#### Exercise instructions:
Find each line in the data below that contains the string "strip", and copy those lines. Treat uppercase and lowercase letters as different.

# # #

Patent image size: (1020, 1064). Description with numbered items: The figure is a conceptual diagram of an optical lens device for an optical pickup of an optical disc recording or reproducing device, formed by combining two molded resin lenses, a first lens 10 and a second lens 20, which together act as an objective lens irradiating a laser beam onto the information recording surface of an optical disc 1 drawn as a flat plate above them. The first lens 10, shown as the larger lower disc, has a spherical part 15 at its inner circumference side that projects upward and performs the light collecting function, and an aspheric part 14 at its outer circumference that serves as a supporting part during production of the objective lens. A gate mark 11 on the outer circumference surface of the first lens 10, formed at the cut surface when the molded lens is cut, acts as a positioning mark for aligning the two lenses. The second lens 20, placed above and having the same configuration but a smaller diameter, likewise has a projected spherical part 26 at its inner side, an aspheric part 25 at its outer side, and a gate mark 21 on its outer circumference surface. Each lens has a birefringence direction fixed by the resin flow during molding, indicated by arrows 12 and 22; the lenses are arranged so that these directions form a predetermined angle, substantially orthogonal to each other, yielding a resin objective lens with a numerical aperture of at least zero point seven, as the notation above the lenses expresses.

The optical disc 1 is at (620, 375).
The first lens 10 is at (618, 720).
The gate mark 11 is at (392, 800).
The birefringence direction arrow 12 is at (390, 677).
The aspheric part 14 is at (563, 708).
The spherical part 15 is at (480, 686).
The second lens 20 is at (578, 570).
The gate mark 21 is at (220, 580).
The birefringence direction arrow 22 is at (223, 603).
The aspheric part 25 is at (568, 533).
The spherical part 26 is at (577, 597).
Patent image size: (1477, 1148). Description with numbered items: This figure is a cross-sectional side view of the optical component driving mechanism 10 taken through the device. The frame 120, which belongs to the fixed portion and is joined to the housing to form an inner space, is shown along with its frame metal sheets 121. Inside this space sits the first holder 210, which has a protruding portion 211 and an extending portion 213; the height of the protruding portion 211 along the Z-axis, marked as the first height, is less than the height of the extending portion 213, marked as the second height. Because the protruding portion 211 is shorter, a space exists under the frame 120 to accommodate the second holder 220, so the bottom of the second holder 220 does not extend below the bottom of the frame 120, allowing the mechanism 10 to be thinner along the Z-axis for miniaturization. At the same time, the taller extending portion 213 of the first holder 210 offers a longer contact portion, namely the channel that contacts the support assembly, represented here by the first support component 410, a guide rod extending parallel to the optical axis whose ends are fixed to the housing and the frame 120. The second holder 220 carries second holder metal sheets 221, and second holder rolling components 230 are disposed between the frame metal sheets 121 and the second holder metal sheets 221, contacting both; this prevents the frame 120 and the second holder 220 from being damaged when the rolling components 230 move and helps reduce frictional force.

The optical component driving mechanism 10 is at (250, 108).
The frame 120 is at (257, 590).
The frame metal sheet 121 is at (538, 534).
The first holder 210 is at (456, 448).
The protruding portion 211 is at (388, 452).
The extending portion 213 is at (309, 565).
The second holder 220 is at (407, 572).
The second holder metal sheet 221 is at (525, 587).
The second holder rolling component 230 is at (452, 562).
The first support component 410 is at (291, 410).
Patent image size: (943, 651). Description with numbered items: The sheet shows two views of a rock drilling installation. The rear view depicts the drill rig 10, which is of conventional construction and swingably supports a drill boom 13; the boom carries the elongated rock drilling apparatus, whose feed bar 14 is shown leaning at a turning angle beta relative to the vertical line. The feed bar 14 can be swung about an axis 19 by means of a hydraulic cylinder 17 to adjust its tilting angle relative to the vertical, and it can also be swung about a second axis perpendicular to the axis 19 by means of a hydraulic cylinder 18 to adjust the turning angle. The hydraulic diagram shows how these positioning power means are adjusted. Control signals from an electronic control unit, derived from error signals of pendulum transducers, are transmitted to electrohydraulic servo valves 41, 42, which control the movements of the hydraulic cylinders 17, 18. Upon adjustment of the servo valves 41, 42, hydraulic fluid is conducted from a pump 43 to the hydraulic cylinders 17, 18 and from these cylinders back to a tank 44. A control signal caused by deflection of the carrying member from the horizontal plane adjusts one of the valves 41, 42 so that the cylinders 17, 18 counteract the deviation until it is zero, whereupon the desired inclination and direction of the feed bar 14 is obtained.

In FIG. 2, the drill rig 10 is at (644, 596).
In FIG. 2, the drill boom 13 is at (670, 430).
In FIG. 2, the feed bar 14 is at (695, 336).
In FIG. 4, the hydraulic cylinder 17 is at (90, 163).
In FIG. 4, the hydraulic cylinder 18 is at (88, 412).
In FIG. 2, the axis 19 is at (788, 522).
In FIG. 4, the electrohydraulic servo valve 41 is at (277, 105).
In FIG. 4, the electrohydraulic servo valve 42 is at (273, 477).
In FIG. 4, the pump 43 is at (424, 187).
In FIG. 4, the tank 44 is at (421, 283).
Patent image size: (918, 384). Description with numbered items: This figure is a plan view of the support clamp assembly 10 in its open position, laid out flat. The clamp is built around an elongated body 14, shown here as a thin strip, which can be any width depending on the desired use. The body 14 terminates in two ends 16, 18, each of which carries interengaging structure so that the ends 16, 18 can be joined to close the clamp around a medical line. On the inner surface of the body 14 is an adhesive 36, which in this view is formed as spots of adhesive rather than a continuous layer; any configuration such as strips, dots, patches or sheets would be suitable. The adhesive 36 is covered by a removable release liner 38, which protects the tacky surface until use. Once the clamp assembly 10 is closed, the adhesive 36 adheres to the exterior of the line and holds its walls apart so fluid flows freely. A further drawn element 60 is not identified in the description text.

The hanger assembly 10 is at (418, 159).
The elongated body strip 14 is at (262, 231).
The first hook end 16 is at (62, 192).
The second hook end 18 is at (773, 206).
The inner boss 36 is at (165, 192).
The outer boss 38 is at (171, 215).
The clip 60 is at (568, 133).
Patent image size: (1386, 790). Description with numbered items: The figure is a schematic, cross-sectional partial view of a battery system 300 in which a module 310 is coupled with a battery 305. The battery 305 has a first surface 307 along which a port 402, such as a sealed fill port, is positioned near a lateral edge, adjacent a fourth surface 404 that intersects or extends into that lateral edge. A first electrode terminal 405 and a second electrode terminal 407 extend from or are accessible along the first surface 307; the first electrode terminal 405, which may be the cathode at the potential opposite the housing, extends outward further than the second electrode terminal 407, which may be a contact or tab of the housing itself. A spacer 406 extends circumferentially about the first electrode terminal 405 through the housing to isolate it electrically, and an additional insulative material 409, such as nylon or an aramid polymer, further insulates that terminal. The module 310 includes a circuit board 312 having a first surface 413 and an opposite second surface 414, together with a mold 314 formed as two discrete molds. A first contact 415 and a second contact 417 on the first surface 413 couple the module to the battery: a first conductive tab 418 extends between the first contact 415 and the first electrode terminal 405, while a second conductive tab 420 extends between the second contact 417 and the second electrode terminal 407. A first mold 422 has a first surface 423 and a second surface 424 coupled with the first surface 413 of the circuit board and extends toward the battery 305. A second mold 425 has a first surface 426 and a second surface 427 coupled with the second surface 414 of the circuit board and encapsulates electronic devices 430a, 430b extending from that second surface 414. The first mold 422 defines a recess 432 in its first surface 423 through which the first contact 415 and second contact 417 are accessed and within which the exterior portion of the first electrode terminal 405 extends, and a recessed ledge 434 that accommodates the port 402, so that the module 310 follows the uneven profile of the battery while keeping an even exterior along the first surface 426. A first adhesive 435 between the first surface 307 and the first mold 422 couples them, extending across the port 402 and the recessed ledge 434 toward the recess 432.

# # #

#### Solved exercise:
Patent image size: (918, 384). Description with numbered items: This figure is a plan view of the support clamp assembly 10 in its open position, laid out flat. The clamp is built around an elongated body 14, shown here as a thin strip, which can be any width depending on the desired use. The body 14 terminates in two ends 16, 18, each of which carries interengaging structure so that the ends 16, 18 can be joined to close the clamp around a medical line. On the inner surface of the body 14 is an adhesive 36, which in this view is formed as spots of adhesive rather than a continuous layer; any configuration such as strips, dots, patches or sheets would be suitable. The adhesive 36 is covered by a removable release liner 38, which protects the tacky surface until use. Once the clamp assembly 10 is closed, the adhesive 36 adheres to the exterior of the line and holds its walls apart so fluid flows freely. A further drawn element 60 is not identified in the description text.
The elongated body strip 14 is at (262, 231).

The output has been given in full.